▶ Written instruction
Check each line of the material. Copy those containing "from".

▶ Task input
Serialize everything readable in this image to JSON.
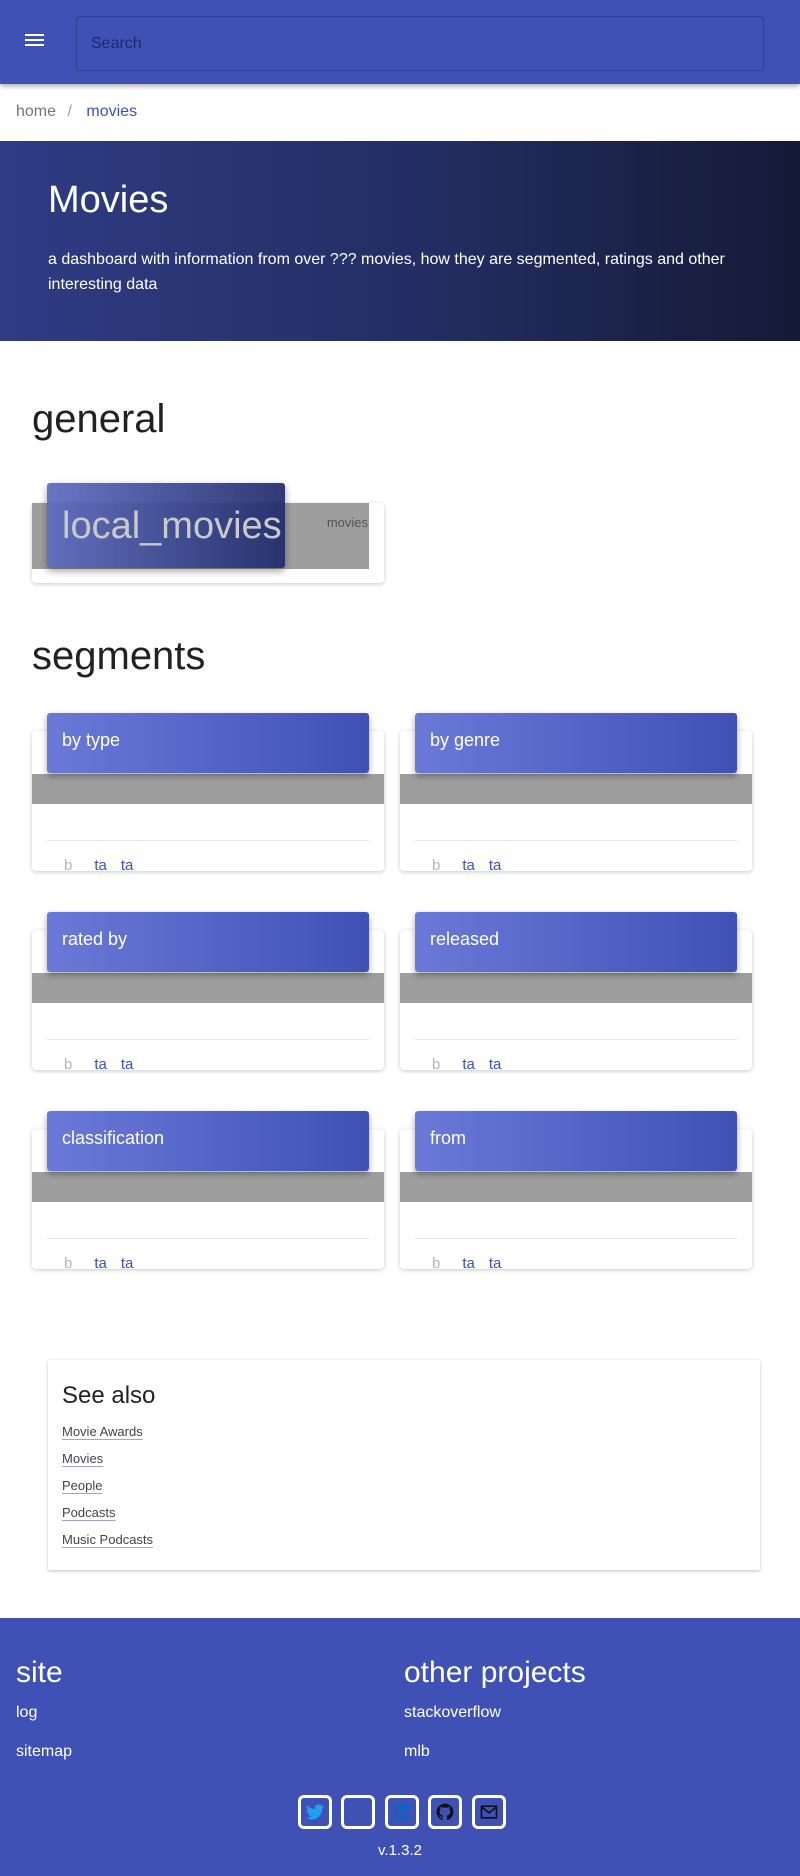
{
  "search": {
    "placeholder": "Search"
  },
  "breadcrumb": {
    "home": "home",
    "separator": "/",
    "current": "movies"
  },
  "hero": {
    "title": "Movies",
    "description": "a dashboard with information from over ??? movies, how they are segmented, ratings and other interesting data"
  },
  "general": {
    "title": "general",
    "card": {
      "icon": "local_movies",
      "label": "movies"
    }
  },
  "segments": {
    "title": "segments",
    "cards": [
      {
        "label": "by type",
        "b": "b",
        "ta1": "ta",
        "ta2": "ta"
      },
      {
        "label": "by genre",
        "b": "b",
        "ta1": "ta",
        "ta2": "ta"
      },
      {
        "label": "rated by",
        "b": "b",
        "ta1": "ta",
        "ta2": "ta"
      },
      {
        "label": "released",
        "b": "b",
        "ta1": "ta",
        "ta2": "ta"
      },
      {
        "label": "classification",
        "b": "b",
        "ta1": "ta",
        "ta2": "ta"
      },
      {
        "label": "from",
        "b": "b",
        "ta1": "ta",
        "ta2": "ta"
      }
    ]
  },
  "see_also": {
    "title": "See also",
    "links": [
      "Movie Awards",
      "Movies",
      "People",
      "Podcasts",
      "Music Podcasts"
    ]
  },
  "footer": {
    "site": {
      "title": "site",
      "links": [
        "log",
        "sitemap"
      ]
    },
    "other": {
      "title": "other projects",
      "links": [
        "stackoverflow",
        "mlb"
      ]
    },
    "social_icons": [
      "twitter-icon",
      "facebook-icon",
      "linkedin-icon",
      "github-icon",
      "email-icon"
    ],
    "version": "v.1.3.2"
  },
  "colors": {
    "primary": "#3f51b5",
    "hero_dark": "#141a36",
    "band_gray": "#9e9e9e"
  }
}
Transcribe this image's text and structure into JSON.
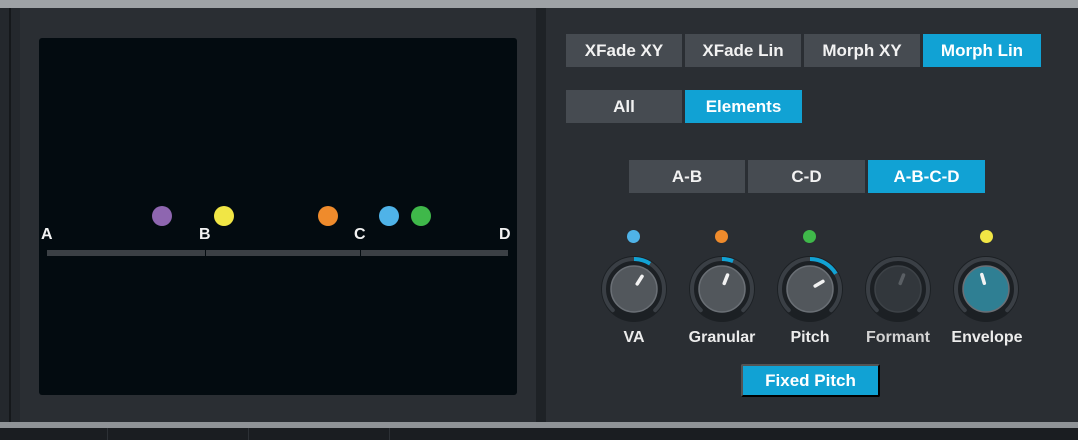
{
  "mode_tabs": [
    {
      "label": "XFade XY",
      "active": false
    },
    {
      "label": "XFade Lin",
      "active": false
    },
    {
      "label": "Morph XY",
      "active": false
    },
    {
      "label": "Morph Lin",
      "active": true
    }
  ],
  "scope_tabs": [
    {
      "label": "All",
      "active": false
    },
    {
      "label": "Elements",
      "active": true
    }
  ],
  "segment_tabs": [
    {
      "label": "A-B",
      "active": false
    },
    {
      "label": "C-D",
      "active": false
    },
    {
      "label": "A-B-C-D",
      "active": true
    }
  ],
  "pad_labels": {
    "a": "A",
    "b": "B",
    "c": "C",
    "d": "D"
  },
  "point_colors": {
    "va": "#4fb3e8",
    "granular": "#ef8b2c",
    "pitch": "#3fb84a",
    "envelope": "#f1e645",
    "purple": "#8e66b0"
  },
  "knobs": [
    {
      "label": "VA",
      "value": 0.62,
      "enabled": true
    },
    {
      "label": "Granular",
      "value": 0.58,
      "enabled": true
    },
    {
      "label": "Pitch",
      "value": 0.72,
      "enabled": true
    },
    {
      "label": "Formant",
      "value": 0.58,
      "enabled": false
    },
    {
      "label": "Envelope",
      "value": 0.44,
      "enabled": true
    }
  ],
  "fixed_pitch_label": "Fixed Pitch",
  "accent_color": "#11a2d4"
}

▶ Full response
    "description": "a dashboard with information from over ??? movies, how they are segmented, ratings and other interesting data"
        "label": "from",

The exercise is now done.